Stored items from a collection

/---

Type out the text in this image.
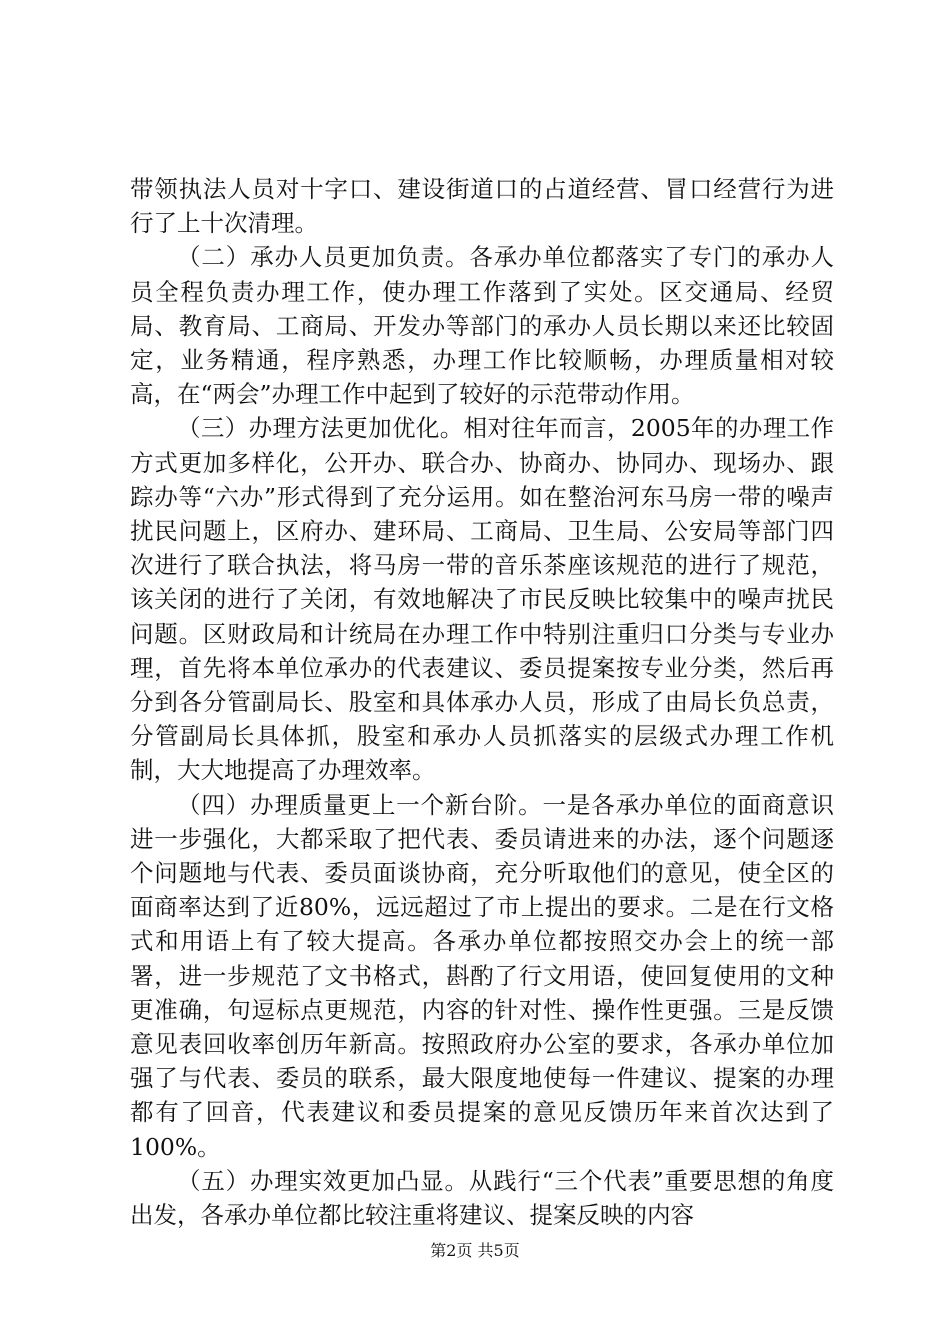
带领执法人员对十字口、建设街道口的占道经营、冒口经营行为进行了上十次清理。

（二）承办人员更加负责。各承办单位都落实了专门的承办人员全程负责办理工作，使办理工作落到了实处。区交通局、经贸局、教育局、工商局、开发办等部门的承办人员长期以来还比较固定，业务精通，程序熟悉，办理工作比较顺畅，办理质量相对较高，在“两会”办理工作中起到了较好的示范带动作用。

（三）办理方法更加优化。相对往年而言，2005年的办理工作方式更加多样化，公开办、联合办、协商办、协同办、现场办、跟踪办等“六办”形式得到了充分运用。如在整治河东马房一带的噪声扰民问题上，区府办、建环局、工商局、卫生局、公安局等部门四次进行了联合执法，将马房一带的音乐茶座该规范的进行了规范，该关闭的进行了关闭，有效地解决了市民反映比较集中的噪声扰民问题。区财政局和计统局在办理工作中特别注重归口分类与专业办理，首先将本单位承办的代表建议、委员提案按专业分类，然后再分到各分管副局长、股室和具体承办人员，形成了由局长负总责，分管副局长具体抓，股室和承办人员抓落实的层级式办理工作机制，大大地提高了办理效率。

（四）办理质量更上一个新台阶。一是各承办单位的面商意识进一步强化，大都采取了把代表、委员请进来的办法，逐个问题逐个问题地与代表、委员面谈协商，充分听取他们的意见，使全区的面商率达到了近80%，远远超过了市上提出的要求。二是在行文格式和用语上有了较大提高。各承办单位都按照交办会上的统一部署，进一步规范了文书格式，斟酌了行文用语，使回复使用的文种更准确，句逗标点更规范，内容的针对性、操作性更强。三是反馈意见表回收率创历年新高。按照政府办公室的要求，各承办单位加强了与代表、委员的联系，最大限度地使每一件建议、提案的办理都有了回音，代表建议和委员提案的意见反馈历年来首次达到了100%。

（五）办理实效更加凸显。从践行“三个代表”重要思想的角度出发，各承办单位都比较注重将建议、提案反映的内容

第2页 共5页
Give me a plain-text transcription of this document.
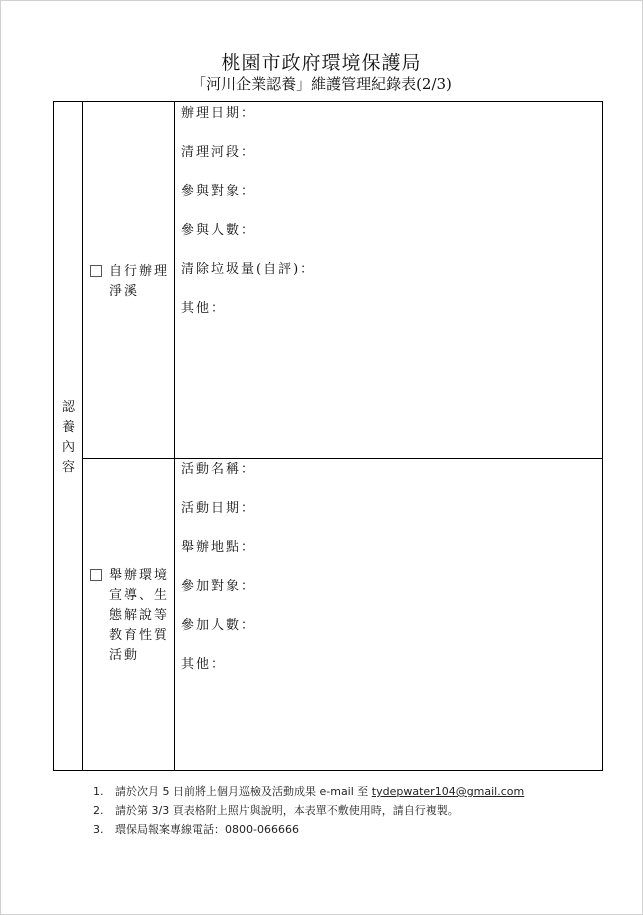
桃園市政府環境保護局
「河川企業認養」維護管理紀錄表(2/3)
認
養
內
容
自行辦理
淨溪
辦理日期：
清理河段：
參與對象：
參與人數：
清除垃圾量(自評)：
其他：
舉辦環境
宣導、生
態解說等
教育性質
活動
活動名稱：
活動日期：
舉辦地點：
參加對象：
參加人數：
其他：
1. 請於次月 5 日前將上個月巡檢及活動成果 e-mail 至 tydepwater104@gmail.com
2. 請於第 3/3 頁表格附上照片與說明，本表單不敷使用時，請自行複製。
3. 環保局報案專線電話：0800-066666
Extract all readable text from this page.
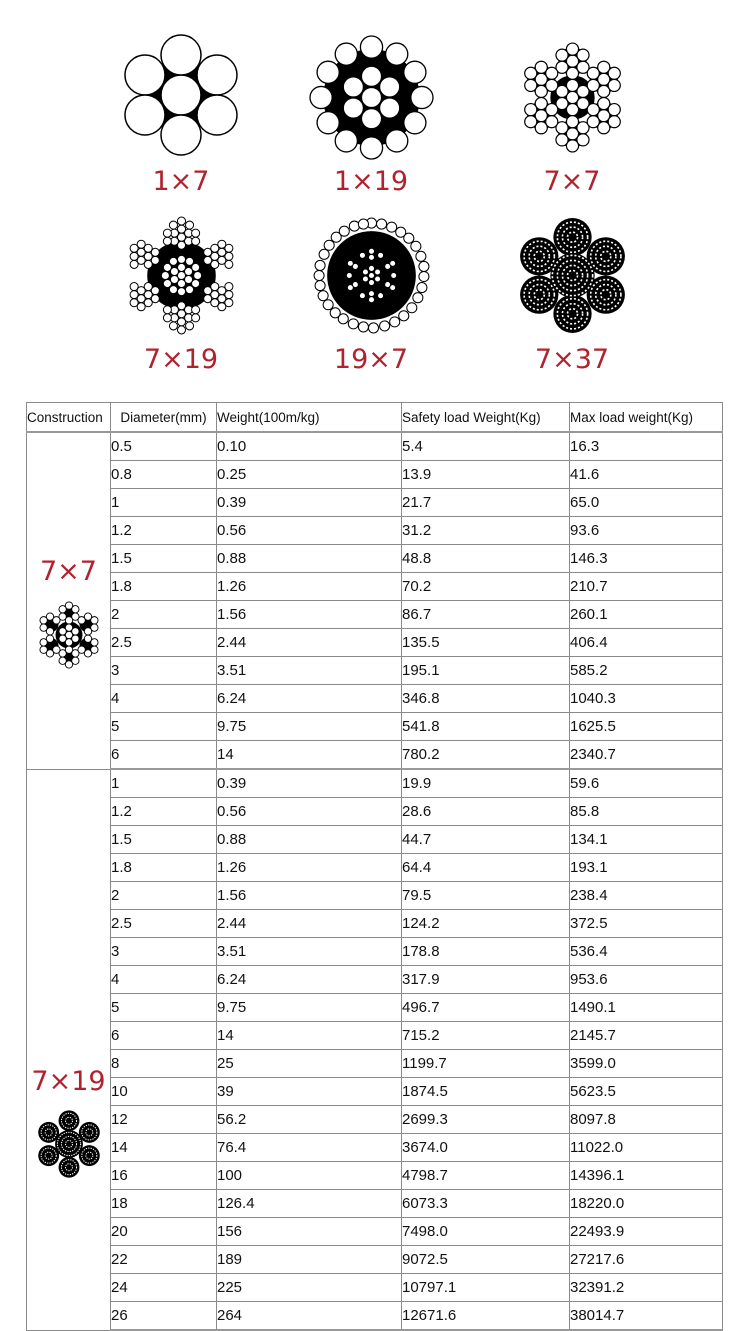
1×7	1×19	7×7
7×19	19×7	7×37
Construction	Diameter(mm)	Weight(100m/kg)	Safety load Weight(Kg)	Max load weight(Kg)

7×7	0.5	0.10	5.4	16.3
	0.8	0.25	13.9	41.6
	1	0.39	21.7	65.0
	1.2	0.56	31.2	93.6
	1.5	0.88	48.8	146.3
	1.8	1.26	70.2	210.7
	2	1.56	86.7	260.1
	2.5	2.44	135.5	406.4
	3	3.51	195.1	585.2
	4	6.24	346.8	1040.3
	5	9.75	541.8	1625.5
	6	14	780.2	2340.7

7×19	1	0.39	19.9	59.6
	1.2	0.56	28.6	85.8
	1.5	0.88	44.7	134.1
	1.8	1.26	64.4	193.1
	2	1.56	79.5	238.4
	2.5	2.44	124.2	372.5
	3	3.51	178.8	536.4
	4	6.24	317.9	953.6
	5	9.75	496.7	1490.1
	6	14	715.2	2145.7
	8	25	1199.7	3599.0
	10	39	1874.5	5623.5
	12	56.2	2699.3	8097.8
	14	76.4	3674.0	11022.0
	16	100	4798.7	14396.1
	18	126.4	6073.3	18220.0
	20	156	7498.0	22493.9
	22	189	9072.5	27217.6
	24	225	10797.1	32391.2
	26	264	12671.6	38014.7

\---
/---

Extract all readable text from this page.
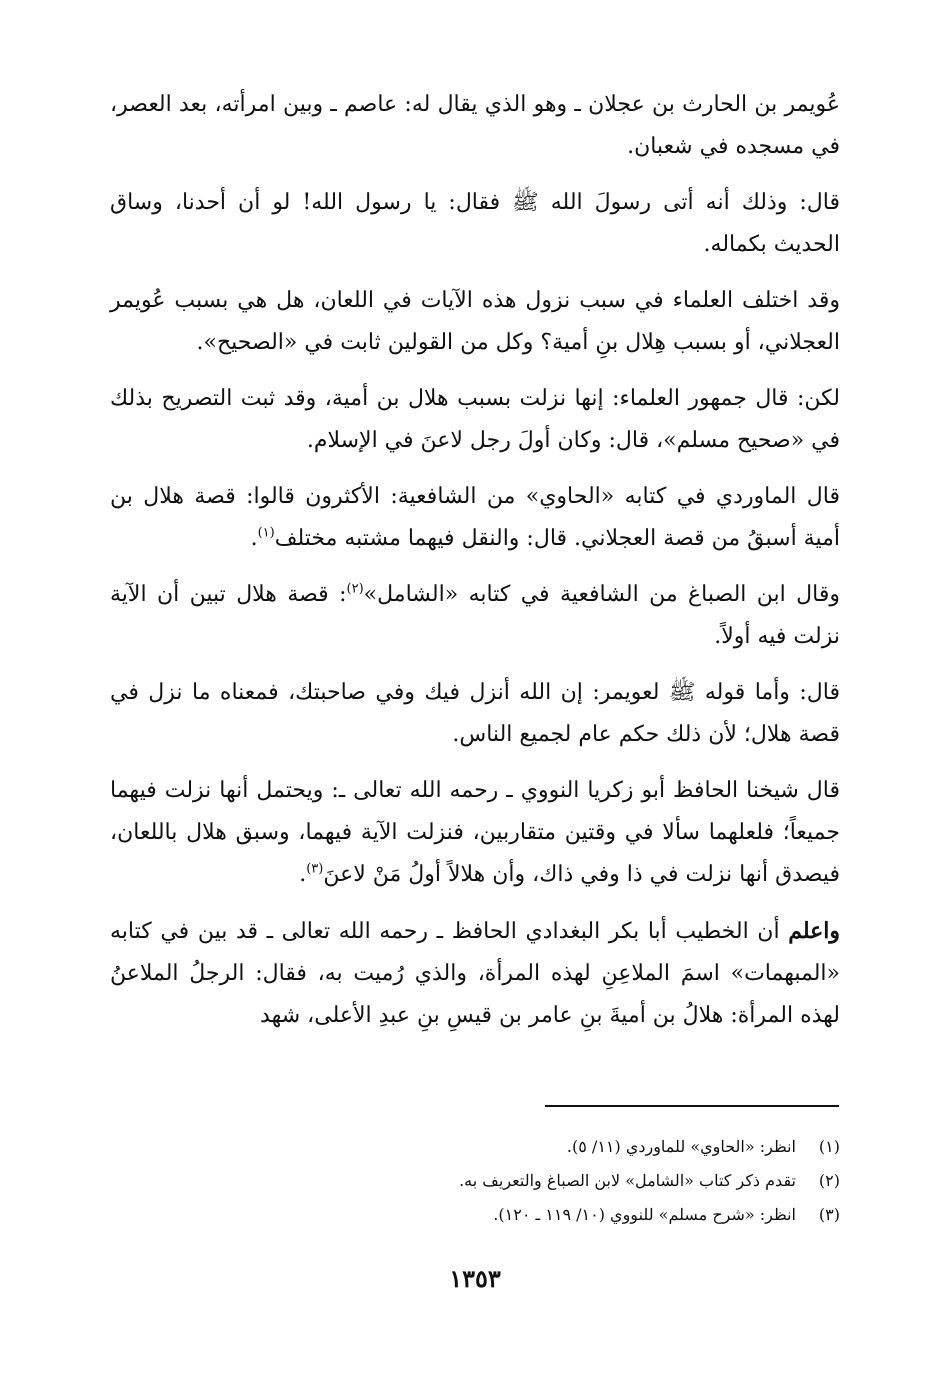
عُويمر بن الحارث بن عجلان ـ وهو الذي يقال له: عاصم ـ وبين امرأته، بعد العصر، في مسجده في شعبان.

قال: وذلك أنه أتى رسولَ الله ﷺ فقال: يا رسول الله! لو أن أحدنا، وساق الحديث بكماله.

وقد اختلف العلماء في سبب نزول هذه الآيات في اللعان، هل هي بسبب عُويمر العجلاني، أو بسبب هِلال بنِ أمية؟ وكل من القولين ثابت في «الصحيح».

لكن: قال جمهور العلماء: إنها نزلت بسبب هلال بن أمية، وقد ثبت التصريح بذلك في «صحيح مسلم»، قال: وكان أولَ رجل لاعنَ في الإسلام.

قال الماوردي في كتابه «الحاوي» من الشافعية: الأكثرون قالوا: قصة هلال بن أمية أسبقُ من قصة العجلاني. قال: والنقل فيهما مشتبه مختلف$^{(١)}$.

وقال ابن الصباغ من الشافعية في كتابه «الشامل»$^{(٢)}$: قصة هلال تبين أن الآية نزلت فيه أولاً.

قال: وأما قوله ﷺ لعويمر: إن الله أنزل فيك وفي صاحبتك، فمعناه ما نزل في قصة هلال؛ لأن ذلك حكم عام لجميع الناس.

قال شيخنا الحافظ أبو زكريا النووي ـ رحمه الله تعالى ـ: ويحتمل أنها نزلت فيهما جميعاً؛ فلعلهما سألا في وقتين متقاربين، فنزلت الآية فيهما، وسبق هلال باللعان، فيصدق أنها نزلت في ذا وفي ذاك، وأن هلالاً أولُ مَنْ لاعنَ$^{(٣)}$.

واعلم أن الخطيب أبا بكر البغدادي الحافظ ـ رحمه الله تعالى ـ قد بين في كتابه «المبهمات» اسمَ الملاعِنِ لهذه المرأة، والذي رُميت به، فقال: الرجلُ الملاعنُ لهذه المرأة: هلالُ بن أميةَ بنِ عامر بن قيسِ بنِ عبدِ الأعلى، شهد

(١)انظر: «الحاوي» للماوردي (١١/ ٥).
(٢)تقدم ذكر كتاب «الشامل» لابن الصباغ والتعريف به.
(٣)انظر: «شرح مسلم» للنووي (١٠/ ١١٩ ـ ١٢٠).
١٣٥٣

\---

• **THE TASK**
Give the number of lines in the data that contain "العلماء", with no other words.

• **EXERCISE SOLUTION**
2